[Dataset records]
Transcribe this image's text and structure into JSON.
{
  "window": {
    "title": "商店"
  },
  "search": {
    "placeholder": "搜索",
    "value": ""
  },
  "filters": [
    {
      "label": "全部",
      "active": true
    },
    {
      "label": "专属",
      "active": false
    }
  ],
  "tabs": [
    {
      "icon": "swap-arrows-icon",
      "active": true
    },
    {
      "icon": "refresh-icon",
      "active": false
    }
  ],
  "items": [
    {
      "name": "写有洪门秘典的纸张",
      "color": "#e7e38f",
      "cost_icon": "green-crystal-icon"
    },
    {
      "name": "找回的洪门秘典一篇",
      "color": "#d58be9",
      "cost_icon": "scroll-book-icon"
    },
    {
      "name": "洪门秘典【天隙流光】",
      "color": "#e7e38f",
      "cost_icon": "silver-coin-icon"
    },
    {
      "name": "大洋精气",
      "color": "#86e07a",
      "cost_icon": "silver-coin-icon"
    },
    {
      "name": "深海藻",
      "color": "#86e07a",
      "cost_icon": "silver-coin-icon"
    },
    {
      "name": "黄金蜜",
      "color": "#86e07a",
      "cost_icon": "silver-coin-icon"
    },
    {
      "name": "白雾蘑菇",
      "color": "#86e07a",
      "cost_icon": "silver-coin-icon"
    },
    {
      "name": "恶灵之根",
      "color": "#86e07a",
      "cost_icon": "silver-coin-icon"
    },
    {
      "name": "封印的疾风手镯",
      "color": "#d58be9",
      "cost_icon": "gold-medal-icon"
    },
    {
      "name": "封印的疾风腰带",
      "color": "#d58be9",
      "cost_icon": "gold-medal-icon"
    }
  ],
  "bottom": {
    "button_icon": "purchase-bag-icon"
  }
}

### WORK INSTRUCTIONS
Reproduce all data above, unchanged.

### EXPECTED ANSWER
Transcribe this image's text and structure into JSON.
{
  "window": {
    "title": "商店"
  },
  "search": {
    "placeholder": "搜索",
    "value": ""
  },
  "filters": [
    {
      "label": "全部",
      "active": true
    },
    {
      "label": "专属",
      "active": false
    }
  ],
  "tabs": [
    {
      "icon": "swap-arrows-icon",
      "active": true
    },
    {
      "icon": "refresh-icon",
      "active": false
    }
  ],
  "items": [
    {
      "name": "写有洪门秘典的纸张",
      "color": "#e7e38f",
      "cost_icon": "green-crystal-icon"
    },
    {
      "name": "找回的洪门秘典一篇",
      "color": "#d58be9",
      "cost_icon": "scroll-book-icon"
    },
    {
      "name": "洪门秘典【天隙流光】",
      "color": "#e7e38f",
      "cost_icon": "silver-coin-icon"
    },
    {
      "name": "大洋精气",
      "color": "#86e07a",
      "cost_icon": "silver-coin-icon"
    },
    {
      "name": "深海藻",
      "color": "#86e07a",
      "cost_icon": "silver-coin-icon"
    },
    {
      "name": "黄金蜜",
      "color": "#86e07a",
      "cost_icon": "silver-coin-icon"
    },
    {
      "name": "白雾蘑菇",
      "color": "#86e07a",
      "cost_icon": "silver-coin-icon"
    },
    {
      "name": "恶灵之根",
      "color": "#86e07a",
      "cost_icon": "silver-coin-icon"
    },
    {
      "name": "封印的疾风手镯",
      "color": "#d58be9",
      "cost_icon": "gold-medal-icon"
    },
    {
      "name": "封印的疾风腰带",
      "color": "#d58be9",
      "cost_icon": "gold-medal-icon"
    }
  ],
  "bottom": {
    "button_icon": "purchase-bag-icon"
  }
}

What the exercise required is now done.